(Records from a dataset)
################
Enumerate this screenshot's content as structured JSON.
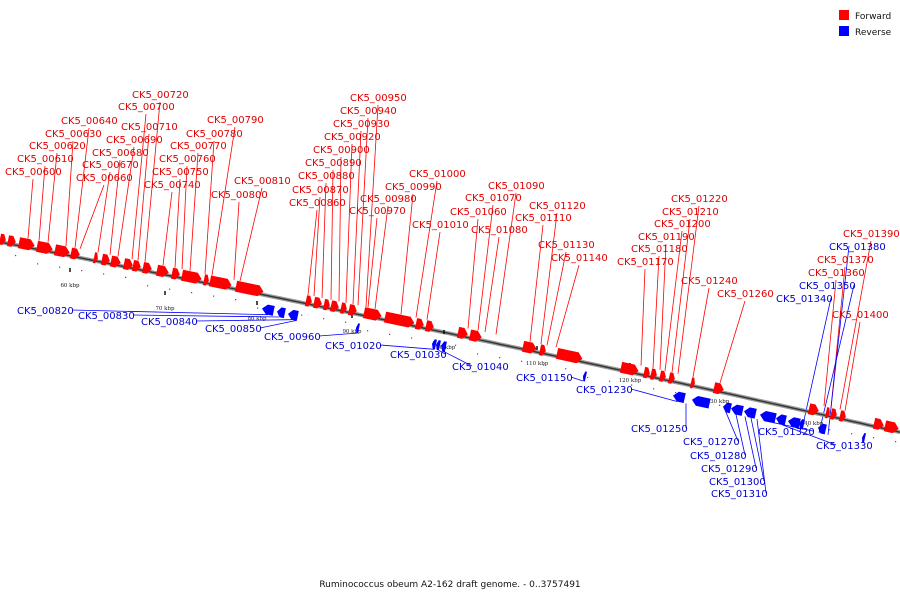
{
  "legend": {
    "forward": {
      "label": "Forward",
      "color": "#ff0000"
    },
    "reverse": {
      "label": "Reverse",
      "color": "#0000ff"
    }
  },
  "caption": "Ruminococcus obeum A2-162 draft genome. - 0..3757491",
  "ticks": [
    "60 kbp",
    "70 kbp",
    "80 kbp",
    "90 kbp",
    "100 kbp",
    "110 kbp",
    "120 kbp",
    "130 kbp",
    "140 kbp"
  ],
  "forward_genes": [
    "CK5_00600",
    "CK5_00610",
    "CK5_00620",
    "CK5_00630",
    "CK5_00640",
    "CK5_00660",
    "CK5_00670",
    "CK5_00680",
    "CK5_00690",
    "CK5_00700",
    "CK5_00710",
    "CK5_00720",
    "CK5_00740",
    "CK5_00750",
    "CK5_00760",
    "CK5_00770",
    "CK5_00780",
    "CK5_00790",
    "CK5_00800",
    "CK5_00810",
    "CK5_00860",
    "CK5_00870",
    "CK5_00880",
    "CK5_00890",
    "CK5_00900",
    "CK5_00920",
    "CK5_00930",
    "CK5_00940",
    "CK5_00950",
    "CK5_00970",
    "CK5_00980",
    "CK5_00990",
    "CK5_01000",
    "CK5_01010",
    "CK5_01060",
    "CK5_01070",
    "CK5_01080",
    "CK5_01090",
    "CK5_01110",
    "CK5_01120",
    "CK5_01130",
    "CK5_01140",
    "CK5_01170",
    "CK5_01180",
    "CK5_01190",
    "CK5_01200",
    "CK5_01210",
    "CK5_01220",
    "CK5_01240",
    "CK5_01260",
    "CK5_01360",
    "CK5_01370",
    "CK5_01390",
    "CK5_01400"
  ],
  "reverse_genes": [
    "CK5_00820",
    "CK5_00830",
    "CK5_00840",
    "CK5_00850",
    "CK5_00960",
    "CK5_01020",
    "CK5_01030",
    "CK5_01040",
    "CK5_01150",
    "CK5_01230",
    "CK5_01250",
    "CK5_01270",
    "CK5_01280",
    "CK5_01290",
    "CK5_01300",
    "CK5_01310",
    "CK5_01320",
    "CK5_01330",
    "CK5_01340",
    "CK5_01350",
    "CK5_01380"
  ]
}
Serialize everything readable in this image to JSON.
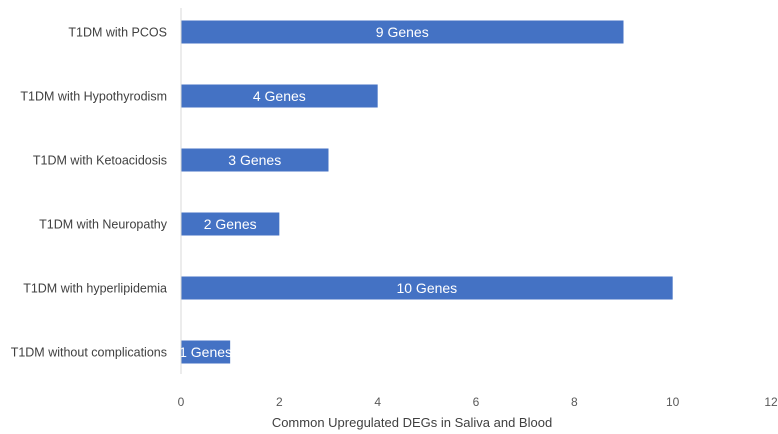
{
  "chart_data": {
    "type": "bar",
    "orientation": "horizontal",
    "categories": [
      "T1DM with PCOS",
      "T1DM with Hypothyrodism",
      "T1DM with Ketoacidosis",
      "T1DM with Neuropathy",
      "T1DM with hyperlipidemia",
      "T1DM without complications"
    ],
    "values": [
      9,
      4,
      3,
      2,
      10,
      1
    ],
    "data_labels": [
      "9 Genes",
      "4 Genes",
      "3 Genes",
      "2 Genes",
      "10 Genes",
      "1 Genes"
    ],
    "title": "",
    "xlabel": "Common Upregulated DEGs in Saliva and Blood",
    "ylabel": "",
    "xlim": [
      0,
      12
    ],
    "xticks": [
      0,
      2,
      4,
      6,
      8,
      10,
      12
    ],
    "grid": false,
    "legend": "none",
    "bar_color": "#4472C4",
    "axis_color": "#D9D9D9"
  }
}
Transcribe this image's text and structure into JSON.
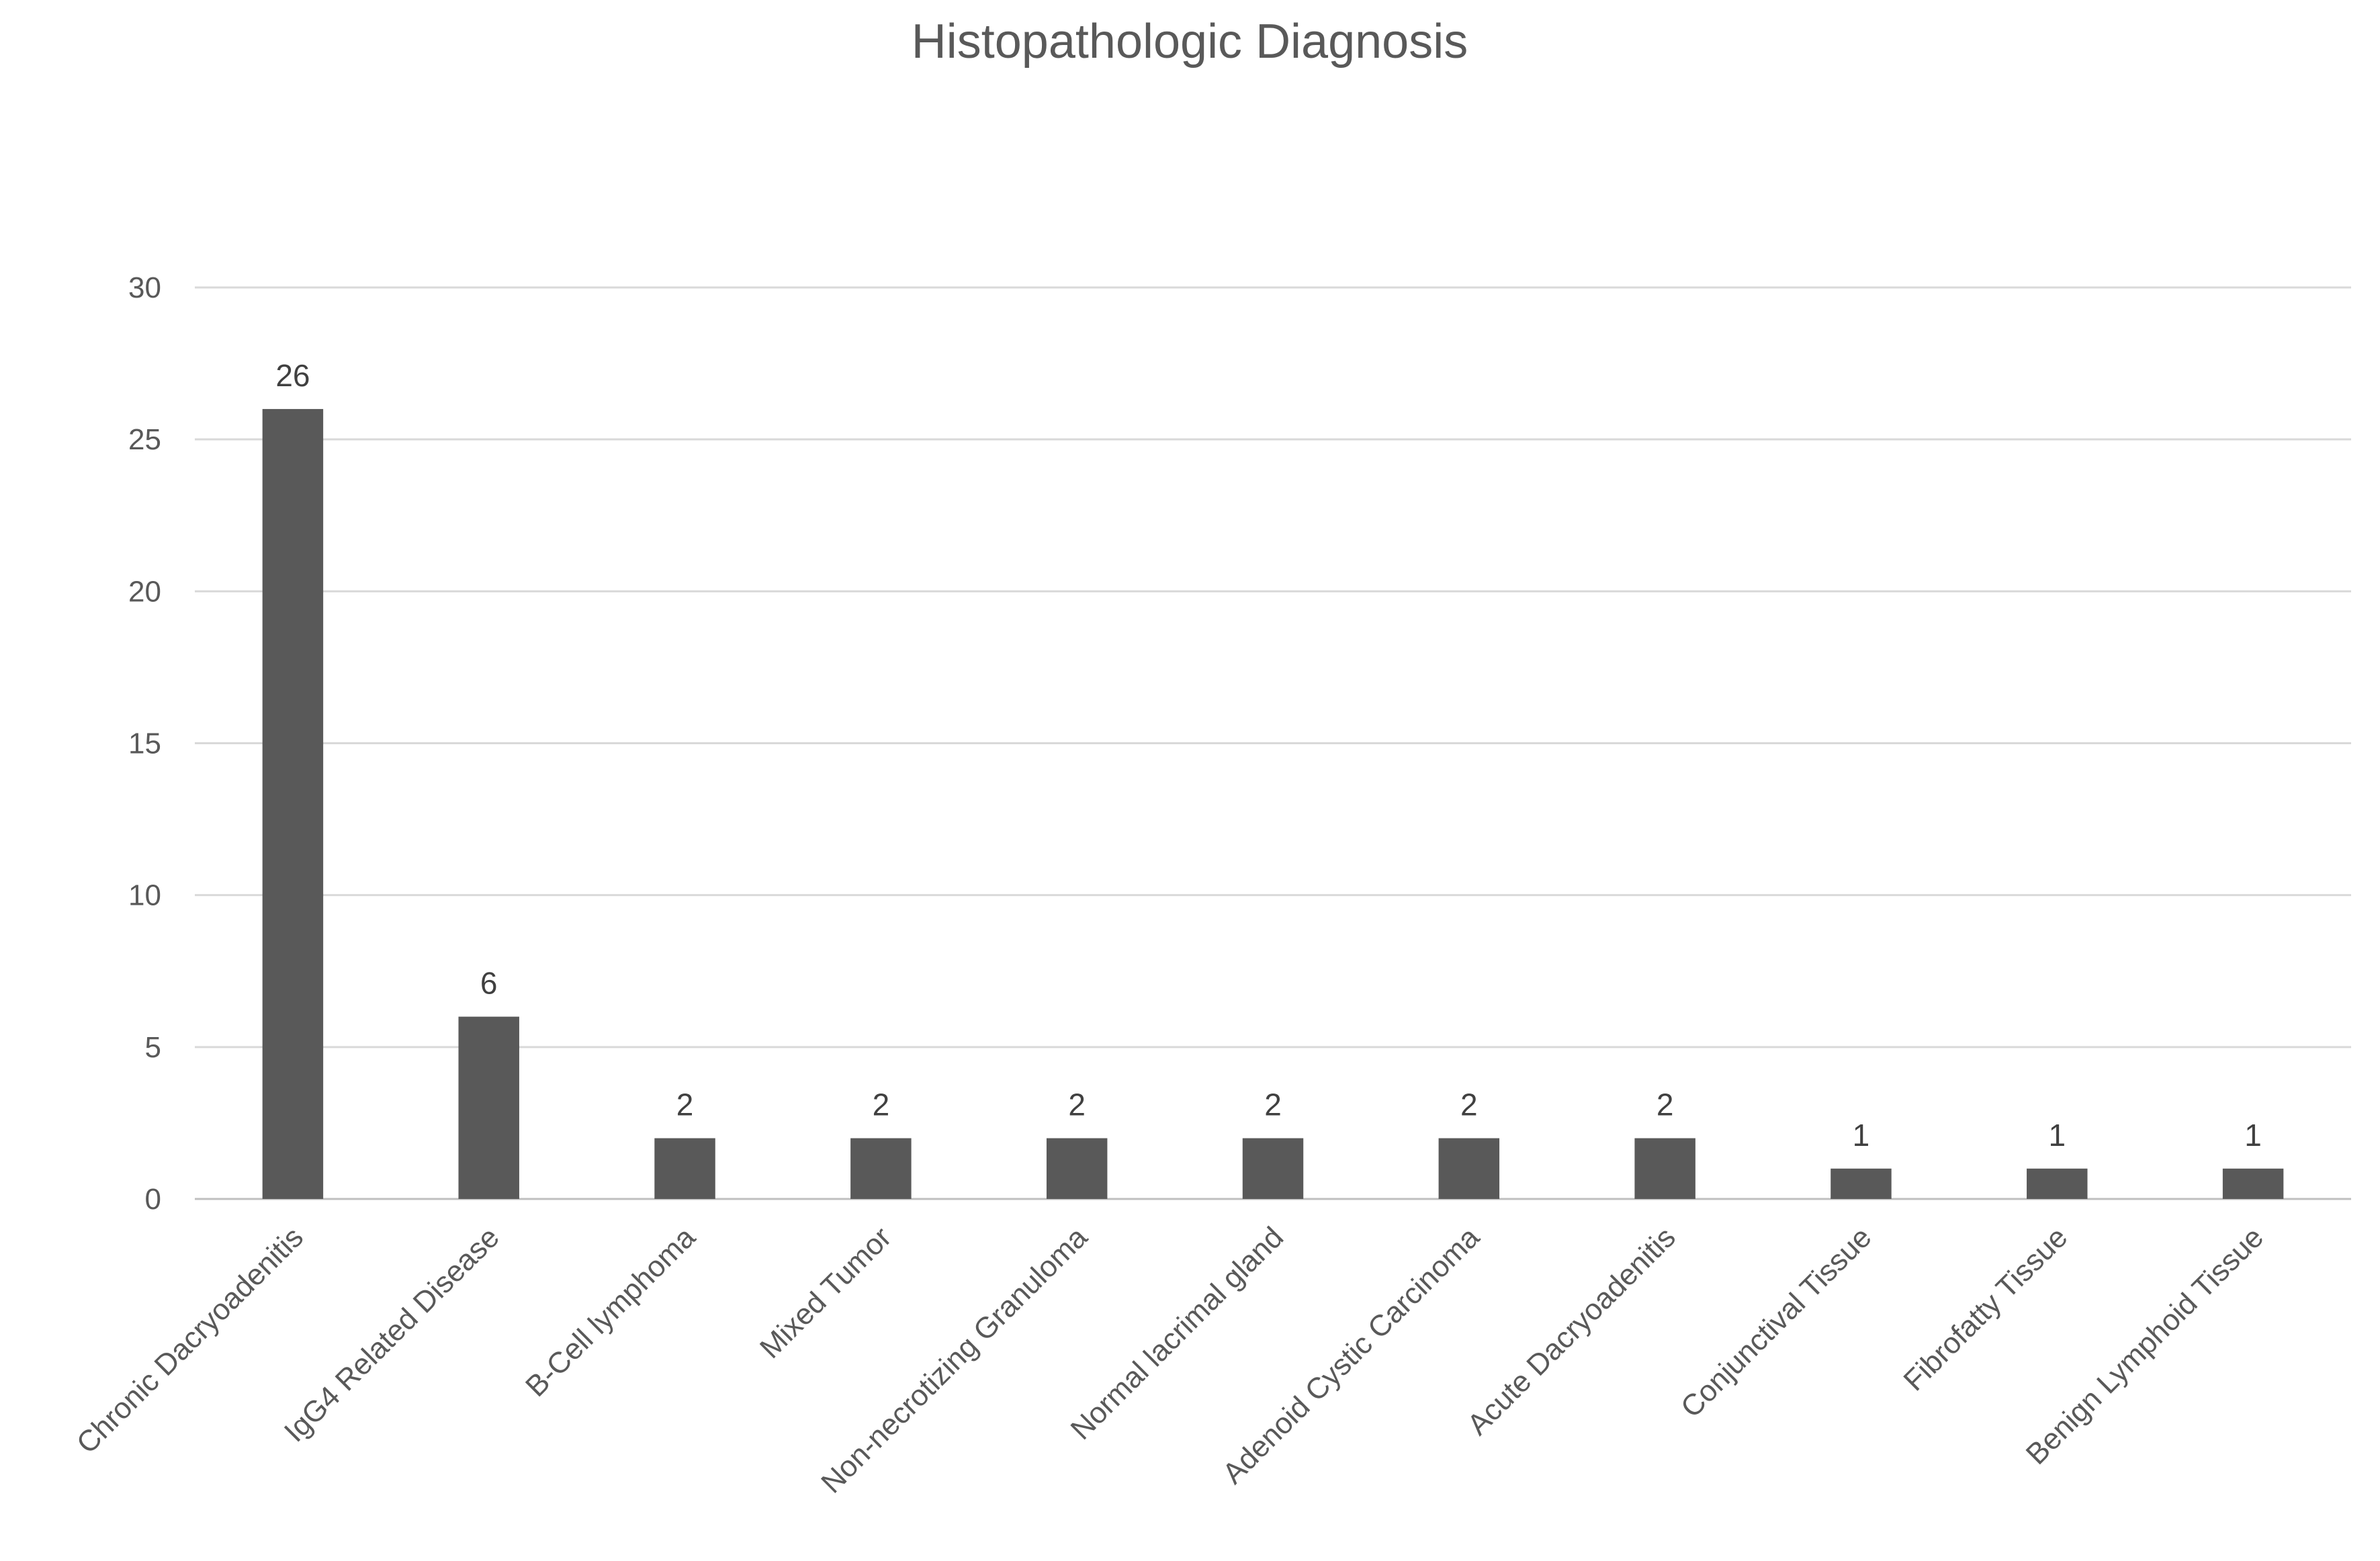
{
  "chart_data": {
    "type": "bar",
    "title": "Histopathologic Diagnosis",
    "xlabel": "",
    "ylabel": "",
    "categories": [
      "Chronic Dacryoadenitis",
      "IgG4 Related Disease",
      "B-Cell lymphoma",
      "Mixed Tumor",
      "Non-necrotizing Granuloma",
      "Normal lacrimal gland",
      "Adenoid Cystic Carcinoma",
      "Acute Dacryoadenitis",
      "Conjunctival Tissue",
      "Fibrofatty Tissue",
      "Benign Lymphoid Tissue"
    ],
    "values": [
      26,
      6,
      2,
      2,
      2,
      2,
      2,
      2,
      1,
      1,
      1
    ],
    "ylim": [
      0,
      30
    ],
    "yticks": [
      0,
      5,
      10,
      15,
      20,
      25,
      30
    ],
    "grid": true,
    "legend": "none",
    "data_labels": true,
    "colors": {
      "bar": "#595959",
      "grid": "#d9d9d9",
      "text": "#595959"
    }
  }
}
################
**Exercise aim**: The expected answer is a copy of each line in the records that holds the word "Dacryoadenitis".

**Solution to this exercise**:
      "Chronic Dacryoadenitis",
      "Acute Dacryoadenitis",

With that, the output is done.